Saved data entries
>> Begin
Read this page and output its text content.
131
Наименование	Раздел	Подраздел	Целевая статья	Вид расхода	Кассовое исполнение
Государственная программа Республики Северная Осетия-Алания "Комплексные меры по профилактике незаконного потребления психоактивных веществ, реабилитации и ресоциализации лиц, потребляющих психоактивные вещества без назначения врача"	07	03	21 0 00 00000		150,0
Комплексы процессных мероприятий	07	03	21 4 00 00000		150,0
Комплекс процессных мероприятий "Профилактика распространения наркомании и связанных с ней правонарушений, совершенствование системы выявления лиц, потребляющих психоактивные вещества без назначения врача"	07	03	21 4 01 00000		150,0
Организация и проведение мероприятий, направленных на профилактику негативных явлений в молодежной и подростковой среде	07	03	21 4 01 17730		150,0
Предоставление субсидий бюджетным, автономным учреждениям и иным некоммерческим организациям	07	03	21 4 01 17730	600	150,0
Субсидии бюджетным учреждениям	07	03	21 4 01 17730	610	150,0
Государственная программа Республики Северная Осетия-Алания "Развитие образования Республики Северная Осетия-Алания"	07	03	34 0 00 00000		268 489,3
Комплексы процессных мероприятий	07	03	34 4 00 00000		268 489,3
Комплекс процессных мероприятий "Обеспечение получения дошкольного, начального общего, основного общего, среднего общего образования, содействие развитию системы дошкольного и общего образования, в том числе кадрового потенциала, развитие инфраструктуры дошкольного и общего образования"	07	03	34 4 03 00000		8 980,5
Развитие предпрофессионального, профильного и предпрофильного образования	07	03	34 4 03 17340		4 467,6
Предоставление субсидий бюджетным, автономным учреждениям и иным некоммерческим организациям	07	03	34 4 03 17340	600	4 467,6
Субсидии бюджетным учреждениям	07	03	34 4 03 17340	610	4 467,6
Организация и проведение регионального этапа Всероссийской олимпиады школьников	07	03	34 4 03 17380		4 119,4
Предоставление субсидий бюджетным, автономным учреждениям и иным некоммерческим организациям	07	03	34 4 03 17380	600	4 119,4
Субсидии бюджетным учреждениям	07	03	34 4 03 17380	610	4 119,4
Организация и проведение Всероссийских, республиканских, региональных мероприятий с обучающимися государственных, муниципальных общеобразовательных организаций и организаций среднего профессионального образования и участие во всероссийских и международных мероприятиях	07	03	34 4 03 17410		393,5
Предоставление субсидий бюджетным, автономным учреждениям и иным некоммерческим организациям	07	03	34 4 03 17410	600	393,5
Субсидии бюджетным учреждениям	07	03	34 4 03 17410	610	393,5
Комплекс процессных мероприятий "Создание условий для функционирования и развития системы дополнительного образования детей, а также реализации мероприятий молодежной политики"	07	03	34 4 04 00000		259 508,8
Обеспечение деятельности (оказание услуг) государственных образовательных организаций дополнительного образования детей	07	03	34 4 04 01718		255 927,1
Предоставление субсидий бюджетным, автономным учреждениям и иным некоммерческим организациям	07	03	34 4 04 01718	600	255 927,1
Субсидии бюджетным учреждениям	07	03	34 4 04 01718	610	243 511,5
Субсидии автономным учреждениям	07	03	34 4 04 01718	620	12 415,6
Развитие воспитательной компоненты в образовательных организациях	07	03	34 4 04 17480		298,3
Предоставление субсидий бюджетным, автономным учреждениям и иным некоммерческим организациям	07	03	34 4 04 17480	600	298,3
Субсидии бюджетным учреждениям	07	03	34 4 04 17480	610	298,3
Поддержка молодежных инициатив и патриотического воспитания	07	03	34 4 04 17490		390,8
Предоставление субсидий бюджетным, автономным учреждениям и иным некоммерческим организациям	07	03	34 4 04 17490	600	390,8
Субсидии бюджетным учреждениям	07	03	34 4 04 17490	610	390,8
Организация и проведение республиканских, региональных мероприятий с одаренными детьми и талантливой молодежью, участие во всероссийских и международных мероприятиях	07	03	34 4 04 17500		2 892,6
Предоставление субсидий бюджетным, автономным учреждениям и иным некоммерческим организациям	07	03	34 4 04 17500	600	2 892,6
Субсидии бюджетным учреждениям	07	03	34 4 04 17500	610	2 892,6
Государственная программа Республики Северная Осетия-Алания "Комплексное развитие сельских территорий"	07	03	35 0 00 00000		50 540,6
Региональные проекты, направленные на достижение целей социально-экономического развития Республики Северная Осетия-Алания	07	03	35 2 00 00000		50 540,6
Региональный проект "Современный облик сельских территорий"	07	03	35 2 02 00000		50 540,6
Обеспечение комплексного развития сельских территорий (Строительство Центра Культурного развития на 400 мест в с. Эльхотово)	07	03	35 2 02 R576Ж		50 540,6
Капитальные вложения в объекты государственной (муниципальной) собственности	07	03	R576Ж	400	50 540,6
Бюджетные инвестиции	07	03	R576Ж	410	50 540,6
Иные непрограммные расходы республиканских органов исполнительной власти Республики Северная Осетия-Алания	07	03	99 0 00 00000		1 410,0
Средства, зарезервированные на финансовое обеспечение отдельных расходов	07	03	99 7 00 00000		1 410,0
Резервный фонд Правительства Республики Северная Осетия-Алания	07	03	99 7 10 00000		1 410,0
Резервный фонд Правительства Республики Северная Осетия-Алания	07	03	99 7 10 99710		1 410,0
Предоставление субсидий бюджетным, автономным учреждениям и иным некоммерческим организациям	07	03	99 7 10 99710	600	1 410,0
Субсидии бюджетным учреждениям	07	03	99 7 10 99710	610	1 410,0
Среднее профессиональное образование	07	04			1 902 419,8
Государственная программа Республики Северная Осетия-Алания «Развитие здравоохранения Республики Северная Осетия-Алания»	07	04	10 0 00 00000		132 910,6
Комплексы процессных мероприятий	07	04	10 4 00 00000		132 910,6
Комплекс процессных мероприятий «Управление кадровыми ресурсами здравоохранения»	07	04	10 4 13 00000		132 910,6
>> End
### Exercise instructions
Reproduce every line of the data verbatim.

### Output below
Read this page and output its text content.
131
Наименование	Раздел	Подраздел	Целевая статья	Вид расхода	Кассовое исполнение
Государственная программа Республики Северная Осетия-Алания "Комплексные меры по профилактике незаконного потребления психоактивных веществ, реабилитации и ресоциализации лиц, потребляющих психоактивные вещества без назначения врача"	07	03	21 0 00 00000		150,0
Комплексы процессных мероприятий	07	03	21 4 00 00000		150,0
Комплекс процессных мероприятий "Профилактика распространения наркомании и связанных с ней правонарушений, совершенствование системы выявления лиц, потребляющих психоактивные вещества без назначения врача"	07	03	21 4 01 00000		150,0
Организация и проведение мероприятий, направленных на профилактику негативных явлений в молодежной и подростковой среде	07	03	21 4 01 17730		150,0
Предоставление субсидий бюджетным, автономным учреждениям и иным некоммерческим организациям	07	03	21 4 01 17730	600	150,0
Субсидии бюджетным учреждениям	07	03	21 4 01 17730	610	150,0
Государственная программа Республики Северная Осетия-Алания "Развитие образования Республики Северная Осетия-Алания"	07	03	34 0 00 00000		268 489,3
Комплексы процессных мероприятий	07	03	34 4 00 00000		268 489,3
Комплекс процессных мероприятий "Обеспечение получения дошкольного, начального общего, основного общего, среднего общего образования, содействие развитию системы дошкольного и общего образования, в том числе кадрового потенциала, развитие инфраструктуры дошкольного и общего образования"	07	03	34 4 03 00000		8 980,5
Развитие предпрофессионального, профильного и предпрофильного образования	07	03	34 4 03 17340		4 467,6
Предоставление субсидий бюджетным, автономным учреждениям и иным некоммерческим организациям	07	03	34 4 03 17340	600	4 467,6
Субсидии бюджетным учреждениям	07	03	34 4 03 17340	610	4 467,6
Организация и проведение регионального этапа Всероссийской олимпиады школьников	07	03	34 4 03 17380		4 119,4
Предоставление субсидий бюджетным, автономным учреждениям и иным некоммерческим организациям	07	03	34 4 03 17380	600	4 119,4
Субсидии бюджетным учреждениям	07	03	34 4 03 17380	610	4 119,4
Организация и проведение Всероссийских, республиканских, региональных мероприятий с обучающимися государственных, муниципальных общеобразовательных организаций и организаций среднего профессионального образования и участие во всероссийских и международных мероприятиях	07	03	34 4 03 17410		393,5
Предоставление субсидий бюджетным, автономным учреждениям и иным некоммерческим организациям	07	03	34 4 03 17410	600	393,5
Субсидии бюджетным учреждениям	07	03	34 4 03 17410	610	393,5
Комплекс процессных мероприятий "Создание условий для функционирования и развития системы дополнительного образования детей, а также реализации мероприятий молодежной политики"	07	03	34 4 04 00000		259 508,8
Обеспечение деятельности (оказание услуг) государственных образовательных организаций дополнительного образования детей	07	03	34 4 04 01718		255 927,1
Предоставление субсидий бюджетным, автономным учреждениям и иным некоммерческим организациям	07	03	34 4 04 01718	600	255 927,1
Субсидии бюджетным учреждениям	07	03	34 4 04 01718	610	243 511,5
Субсидии автономным учреждениям	07	03	34 4 04 01718	620	12 415,6
Развитие воспитательной компоненты в образовательных организациях	07	03	34 4 04 17480		298,3
Предоставление субсидий бюджетным, автономным учреждениям и иным некоммерческим организациям	07	03	34 4 04 17480	600	298,3
Субсидии бюджетным учреждениям	07	03	34 4 04 17480	610	298,3
Поддержка молодежных инициатив и патриотического воспитания	07	03	34 4 04 17490		390,8
Предоставление субсидий бюджетным, автономным учреждениям и иным некоммерческим организациям	07	03	34 4 04 17490	600	390,8
Субсидии бюджетным учреждениям	07	03	34 4 04 17490	610	390,8
Организация и проведение республиканских, региональных мероприятий с одаренными детьми и талантливой молодежью, участие во всероссийских и международных мероприятиях	07	03	34 4 04 17500		2 892,6
Предоставление субсидий бюджетным, автономным учреждениям и иным некоммерческим организациям	07	03	34 4 04 17500	600	2 892,6
Субсидии бюджетным учреждениям	07	03	34 4 04 17500	610	2 892,6
Государственная программа Республики Северная Осетия-Алания "Комплексное развитие сельских территорий"	07	03	35 0 00 00000		50 540,6
Региональные проекты, направленные на достижение целей социально-экономического развития Республики Северная Осетия-Алания	07	03	35 2 00 00000		50 540,6
Региональный проект "Современный облик сельских территорий"	07	03	35 2 02 00000		50 540,6
Обеспечение комплексного развития сельских территорий (Строительство Центра Культурного развития на 400 мест в с. Эльхотово)	07	03	35 2 02 R576Ж		50 540,6
Капитальные вложения в объекты государственной (муниципальной) собственности	07	03	R576Ж	400	50 540,6
Бюджетные инвестиции	07	03	R576Ж	410	50 540,6
Иные непрограммные расходы республиканских органов исполнительной власти Республики Северная Осетия-Алания	07	03	99 0 00 00000		1 410,0
Средства, зарезервированные на финансовое обеспечение отдельных расходов	07	03	99 7 00 00000		1 410,0
Резервный фонд Правительства Республики Северная Осетия-Алания	07	03	99 7 10 00000		1 410,0
Резервный фонд Правительства Республики Северная Осетия-Алания	07	03	99 7 10 99710		1 410,0
Предоставление субсидий бюджетным, автономным учреждениям и иным некоммерческим организациям	07	03	99 7 10 99710	600	1 410,0
Субсидии бюджетным учреждениям	07	03	99 7 10 99710	610	1 410,0
Среднее профессиональное образование	07	04			1 902 419,8
Государственная программа Республики Северная Осетия-Алания «Развитие здравоохранения Республики Северная Осетия-Алания»	07	04	10 0 00 00000		132 910,6
Комплексы процессных мероприятий	07	04	10 4 00 00000		132 910,6
Комплекс процессных мероприятий «Управление кадровыми ресурсами здравоохранения»	07	04	10 4 13 00000		132 910,6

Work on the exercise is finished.